▶ [WHAT YOU HAVE TO DO] Look for the string "TradingView" in every line, and copy each line that has it.
[BEGIN]
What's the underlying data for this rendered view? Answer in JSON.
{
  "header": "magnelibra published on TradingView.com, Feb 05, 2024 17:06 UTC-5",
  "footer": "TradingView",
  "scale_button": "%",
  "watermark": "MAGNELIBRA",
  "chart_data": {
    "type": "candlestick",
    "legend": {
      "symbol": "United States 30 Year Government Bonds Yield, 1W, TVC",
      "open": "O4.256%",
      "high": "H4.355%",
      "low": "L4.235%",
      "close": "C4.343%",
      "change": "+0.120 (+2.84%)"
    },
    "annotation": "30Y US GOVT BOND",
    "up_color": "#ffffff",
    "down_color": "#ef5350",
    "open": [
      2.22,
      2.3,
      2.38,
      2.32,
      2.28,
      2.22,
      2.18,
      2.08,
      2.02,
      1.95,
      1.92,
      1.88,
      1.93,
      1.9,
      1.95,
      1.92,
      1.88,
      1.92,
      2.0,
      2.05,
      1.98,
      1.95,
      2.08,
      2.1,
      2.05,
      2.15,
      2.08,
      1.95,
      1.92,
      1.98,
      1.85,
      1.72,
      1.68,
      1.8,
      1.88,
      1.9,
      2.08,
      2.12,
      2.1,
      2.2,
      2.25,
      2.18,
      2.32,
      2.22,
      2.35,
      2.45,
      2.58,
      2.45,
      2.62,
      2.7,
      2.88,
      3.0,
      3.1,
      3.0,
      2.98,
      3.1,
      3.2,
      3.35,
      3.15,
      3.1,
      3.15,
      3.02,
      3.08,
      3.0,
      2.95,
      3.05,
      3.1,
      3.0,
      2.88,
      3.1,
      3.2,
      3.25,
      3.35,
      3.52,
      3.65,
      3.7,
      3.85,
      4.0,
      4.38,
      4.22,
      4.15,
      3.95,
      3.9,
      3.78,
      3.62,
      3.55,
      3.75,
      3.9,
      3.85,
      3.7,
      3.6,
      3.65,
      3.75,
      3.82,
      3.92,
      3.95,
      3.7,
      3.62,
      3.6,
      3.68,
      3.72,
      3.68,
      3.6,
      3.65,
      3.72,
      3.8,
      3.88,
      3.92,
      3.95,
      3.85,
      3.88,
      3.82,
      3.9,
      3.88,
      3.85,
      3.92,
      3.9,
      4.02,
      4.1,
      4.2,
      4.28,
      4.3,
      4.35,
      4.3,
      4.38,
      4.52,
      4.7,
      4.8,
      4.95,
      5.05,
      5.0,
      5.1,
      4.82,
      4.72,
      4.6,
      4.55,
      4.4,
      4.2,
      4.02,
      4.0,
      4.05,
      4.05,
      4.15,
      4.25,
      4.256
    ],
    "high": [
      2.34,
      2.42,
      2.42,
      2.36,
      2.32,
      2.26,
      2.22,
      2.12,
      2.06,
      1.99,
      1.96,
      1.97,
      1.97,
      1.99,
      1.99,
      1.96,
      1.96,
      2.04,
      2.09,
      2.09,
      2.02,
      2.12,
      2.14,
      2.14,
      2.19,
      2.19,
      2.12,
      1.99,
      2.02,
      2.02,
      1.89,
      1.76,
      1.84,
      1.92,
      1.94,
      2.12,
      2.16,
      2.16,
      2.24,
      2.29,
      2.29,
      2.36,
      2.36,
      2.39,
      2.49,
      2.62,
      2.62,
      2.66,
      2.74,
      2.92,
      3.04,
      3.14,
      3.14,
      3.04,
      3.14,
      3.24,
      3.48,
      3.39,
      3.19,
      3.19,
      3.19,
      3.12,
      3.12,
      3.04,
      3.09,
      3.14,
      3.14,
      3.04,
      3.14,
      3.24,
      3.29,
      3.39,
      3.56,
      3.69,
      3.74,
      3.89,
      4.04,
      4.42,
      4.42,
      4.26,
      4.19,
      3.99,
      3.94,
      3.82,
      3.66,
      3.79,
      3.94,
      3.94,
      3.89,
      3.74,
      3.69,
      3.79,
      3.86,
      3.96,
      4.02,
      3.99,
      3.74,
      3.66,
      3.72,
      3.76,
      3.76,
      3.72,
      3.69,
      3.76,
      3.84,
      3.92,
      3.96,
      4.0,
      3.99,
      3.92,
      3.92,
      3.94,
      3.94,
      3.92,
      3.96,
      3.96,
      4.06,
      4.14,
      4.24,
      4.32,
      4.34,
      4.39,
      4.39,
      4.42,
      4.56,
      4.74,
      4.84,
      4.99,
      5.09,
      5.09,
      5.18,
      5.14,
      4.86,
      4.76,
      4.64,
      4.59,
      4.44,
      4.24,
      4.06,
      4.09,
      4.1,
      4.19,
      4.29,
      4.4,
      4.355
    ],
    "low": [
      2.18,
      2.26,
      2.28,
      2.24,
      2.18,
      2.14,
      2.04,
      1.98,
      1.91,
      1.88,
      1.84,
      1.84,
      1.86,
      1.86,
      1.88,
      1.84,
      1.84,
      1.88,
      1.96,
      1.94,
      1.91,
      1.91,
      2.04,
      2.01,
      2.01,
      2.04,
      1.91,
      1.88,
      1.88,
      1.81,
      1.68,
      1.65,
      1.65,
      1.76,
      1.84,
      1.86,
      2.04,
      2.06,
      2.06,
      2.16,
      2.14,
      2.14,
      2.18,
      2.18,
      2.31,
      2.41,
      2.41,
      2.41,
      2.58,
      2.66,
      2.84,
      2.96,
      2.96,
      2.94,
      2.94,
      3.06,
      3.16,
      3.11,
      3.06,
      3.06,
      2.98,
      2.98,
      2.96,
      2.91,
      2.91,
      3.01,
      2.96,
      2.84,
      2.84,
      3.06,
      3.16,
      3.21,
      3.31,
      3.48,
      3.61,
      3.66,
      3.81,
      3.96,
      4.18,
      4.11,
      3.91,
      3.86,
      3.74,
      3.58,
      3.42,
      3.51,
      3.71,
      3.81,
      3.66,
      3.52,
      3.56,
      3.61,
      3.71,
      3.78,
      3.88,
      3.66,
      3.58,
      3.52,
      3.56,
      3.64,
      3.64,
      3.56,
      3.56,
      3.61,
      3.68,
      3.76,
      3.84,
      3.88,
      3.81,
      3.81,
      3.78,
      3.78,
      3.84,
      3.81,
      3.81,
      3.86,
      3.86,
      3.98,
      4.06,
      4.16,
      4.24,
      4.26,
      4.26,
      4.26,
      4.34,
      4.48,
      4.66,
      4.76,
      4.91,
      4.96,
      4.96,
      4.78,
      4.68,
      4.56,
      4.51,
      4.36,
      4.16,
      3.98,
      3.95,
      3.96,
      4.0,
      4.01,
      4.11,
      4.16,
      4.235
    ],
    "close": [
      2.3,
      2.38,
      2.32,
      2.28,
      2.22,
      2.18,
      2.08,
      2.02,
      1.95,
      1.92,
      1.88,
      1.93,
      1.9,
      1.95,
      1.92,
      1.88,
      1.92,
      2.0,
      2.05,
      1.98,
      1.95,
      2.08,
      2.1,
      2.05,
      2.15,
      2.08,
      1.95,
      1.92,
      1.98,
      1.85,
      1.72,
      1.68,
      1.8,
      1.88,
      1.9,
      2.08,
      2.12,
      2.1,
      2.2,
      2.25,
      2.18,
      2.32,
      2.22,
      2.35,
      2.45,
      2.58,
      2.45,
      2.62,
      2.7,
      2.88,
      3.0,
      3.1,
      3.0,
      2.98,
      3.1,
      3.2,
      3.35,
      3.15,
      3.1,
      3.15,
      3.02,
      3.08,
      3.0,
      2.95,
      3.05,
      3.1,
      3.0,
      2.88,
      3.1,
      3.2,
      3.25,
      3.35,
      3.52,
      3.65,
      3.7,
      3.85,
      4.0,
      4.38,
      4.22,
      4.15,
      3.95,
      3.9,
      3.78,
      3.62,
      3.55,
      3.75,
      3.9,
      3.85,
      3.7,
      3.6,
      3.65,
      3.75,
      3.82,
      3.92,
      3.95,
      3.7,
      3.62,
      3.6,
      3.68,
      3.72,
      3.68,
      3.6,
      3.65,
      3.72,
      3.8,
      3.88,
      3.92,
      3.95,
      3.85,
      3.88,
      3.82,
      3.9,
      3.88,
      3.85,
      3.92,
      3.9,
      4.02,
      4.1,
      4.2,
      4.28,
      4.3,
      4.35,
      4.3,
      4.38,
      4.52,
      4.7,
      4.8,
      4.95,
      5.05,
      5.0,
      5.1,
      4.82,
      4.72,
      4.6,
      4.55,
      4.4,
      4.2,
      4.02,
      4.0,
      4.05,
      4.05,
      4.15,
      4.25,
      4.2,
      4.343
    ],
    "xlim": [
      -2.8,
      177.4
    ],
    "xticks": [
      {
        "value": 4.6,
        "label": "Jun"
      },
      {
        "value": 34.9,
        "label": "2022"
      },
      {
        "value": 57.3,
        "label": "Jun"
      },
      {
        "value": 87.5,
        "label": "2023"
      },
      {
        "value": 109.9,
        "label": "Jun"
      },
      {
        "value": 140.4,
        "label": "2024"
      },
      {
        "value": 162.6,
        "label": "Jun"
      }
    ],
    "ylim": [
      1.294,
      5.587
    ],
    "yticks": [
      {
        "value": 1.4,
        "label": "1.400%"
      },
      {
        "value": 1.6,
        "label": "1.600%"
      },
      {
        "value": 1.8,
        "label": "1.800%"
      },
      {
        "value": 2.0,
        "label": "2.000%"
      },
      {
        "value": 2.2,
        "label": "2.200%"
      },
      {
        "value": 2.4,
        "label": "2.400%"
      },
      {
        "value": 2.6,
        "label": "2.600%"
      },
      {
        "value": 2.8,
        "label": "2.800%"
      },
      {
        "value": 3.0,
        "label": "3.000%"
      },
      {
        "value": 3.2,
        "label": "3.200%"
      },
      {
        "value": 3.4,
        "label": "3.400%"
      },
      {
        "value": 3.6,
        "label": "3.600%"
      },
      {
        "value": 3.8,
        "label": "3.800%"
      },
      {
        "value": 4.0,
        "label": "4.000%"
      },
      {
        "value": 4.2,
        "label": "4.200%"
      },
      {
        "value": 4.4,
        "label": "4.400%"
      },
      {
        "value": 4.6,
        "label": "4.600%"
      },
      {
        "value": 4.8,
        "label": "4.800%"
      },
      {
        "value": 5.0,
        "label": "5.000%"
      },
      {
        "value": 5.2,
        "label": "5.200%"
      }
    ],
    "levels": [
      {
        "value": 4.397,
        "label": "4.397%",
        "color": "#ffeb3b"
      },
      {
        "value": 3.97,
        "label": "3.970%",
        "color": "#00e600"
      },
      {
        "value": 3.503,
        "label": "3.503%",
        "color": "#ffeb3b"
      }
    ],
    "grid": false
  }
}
[END]
▶ [THE RESULT]
  "header": "magnelibra published on TradingView.com, Feb 05, 2024 17:06 UTC-5",
  "footer": "TradingView",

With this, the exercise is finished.